* WHAT YOU ARE ASKED TO DO *
Search through the entries for the word "history" and copy every line that has it.

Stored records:
§

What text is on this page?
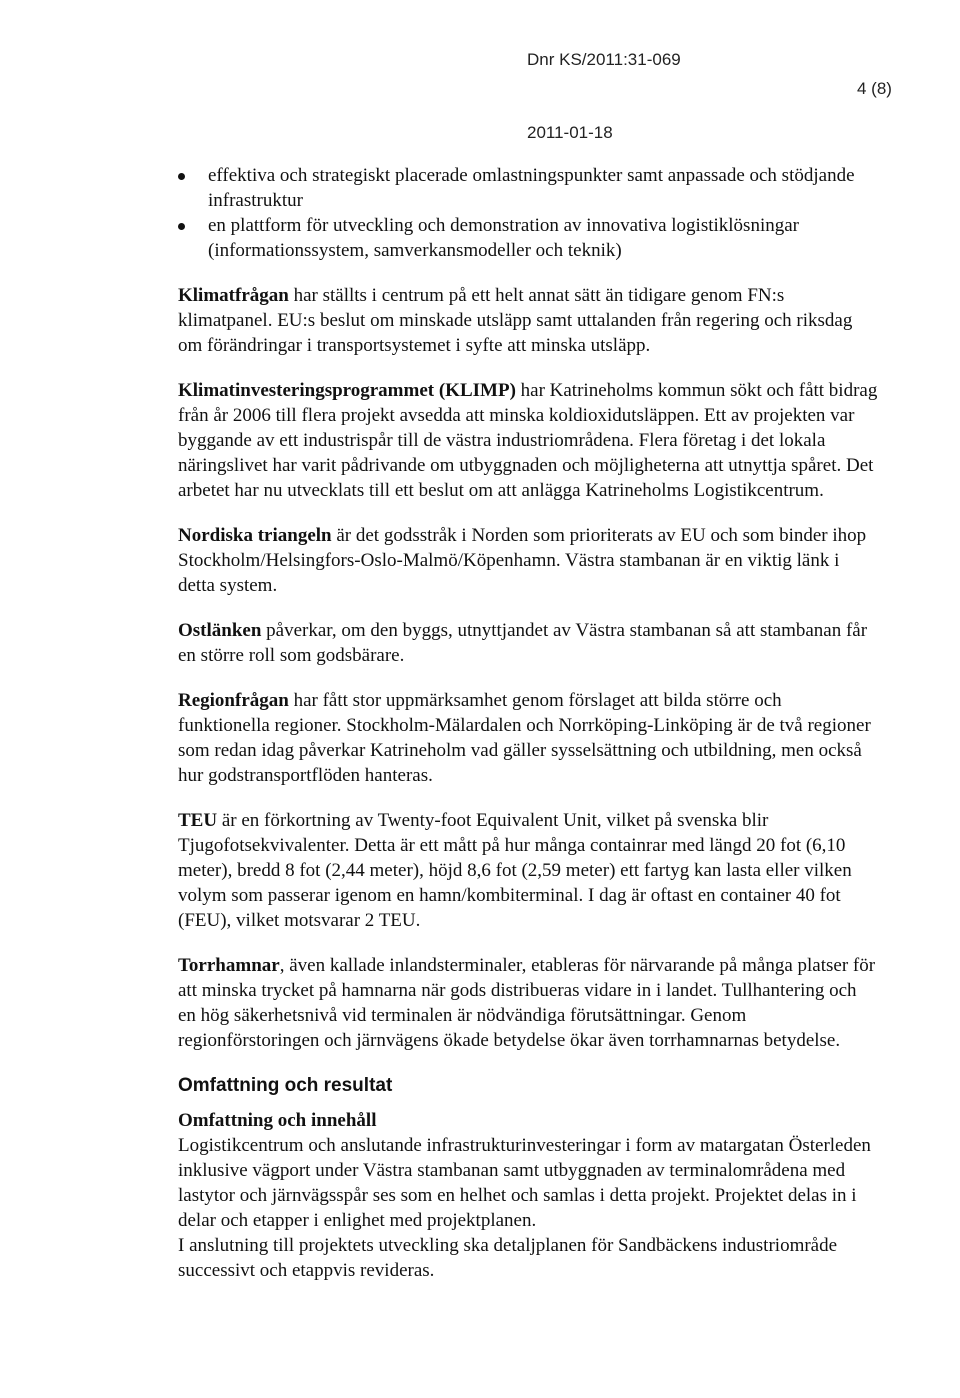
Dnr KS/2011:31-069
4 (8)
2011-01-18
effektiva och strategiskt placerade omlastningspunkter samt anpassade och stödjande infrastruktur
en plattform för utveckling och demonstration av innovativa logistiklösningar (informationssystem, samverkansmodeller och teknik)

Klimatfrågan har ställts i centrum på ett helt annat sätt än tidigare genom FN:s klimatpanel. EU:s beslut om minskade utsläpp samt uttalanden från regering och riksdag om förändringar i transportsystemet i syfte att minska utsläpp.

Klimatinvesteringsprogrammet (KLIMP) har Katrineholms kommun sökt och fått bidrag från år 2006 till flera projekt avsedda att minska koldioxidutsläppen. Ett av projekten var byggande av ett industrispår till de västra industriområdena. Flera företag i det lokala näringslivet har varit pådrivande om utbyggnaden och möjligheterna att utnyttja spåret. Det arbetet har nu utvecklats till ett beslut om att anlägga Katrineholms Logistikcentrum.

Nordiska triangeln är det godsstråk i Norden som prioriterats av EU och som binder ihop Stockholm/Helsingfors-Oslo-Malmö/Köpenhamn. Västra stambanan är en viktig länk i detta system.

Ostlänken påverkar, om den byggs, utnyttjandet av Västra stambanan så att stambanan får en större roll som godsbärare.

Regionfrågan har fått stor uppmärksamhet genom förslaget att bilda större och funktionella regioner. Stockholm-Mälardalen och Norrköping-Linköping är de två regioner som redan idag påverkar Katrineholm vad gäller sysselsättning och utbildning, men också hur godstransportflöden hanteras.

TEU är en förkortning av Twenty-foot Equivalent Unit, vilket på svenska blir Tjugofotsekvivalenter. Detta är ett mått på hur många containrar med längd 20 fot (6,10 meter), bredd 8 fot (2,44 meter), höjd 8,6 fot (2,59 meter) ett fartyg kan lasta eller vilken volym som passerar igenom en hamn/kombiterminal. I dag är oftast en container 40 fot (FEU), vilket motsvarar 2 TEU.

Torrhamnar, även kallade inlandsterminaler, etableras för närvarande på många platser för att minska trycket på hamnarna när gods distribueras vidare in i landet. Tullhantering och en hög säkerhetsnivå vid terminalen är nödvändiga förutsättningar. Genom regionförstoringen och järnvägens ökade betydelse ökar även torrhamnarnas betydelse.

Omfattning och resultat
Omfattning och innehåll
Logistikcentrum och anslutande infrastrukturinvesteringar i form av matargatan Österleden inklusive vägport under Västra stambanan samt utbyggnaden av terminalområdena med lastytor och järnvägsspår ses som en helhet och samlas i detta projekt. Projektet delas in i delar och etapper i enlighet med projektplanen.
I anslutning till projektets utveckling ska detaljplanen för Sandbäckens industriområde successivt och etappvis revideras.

§

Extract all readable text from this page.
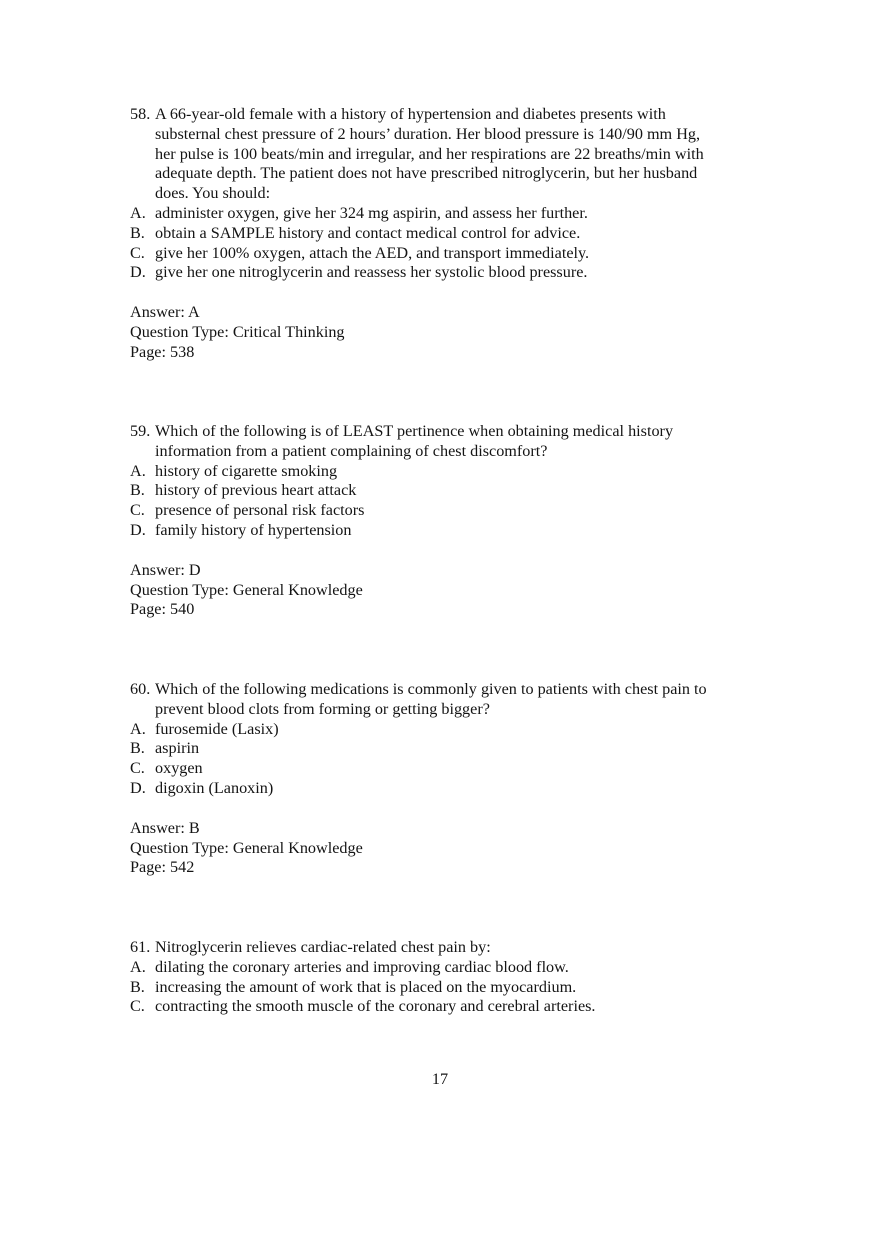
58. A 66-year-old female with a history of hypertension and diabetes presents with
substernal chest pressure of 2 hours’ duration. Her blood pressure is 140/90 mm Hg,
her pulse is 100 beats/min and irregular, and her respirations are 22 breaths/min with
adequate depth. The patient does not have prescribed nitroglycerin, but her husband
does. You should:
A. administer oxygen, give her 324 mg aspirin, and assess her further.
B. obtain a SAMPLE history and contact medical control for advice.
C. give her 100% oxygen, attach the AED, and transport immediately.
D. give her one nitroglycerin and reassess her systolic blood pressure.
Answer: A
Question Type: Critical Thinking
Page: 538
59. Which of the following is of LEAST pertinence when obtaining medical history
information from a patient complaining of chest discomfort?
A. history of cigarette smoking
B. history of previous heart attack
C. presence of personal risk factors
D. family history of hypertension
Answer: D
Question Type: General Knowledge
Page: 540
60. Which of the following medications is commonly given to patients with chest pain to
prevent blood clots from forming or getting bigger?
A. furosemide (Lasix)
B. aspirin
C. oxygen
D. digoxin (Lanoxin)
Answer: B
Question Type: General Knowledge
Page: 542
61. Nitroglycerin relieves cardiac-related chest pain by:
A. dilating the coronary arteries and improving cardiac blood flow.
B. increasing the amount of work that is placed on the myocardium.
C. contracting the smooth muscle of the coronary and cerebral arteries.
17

§

* EXERCISE RESPONSE *
58. A 66-year-old female with a history of hypertension and diabetes presents with
B. obtain a SAMPLE history and contact medical control for advice.
59. Which of the following is of LEAST pertinence when obtaining medical history
A. history of cigarette smoking
B. history of previous heart attack
D. family history of hypertension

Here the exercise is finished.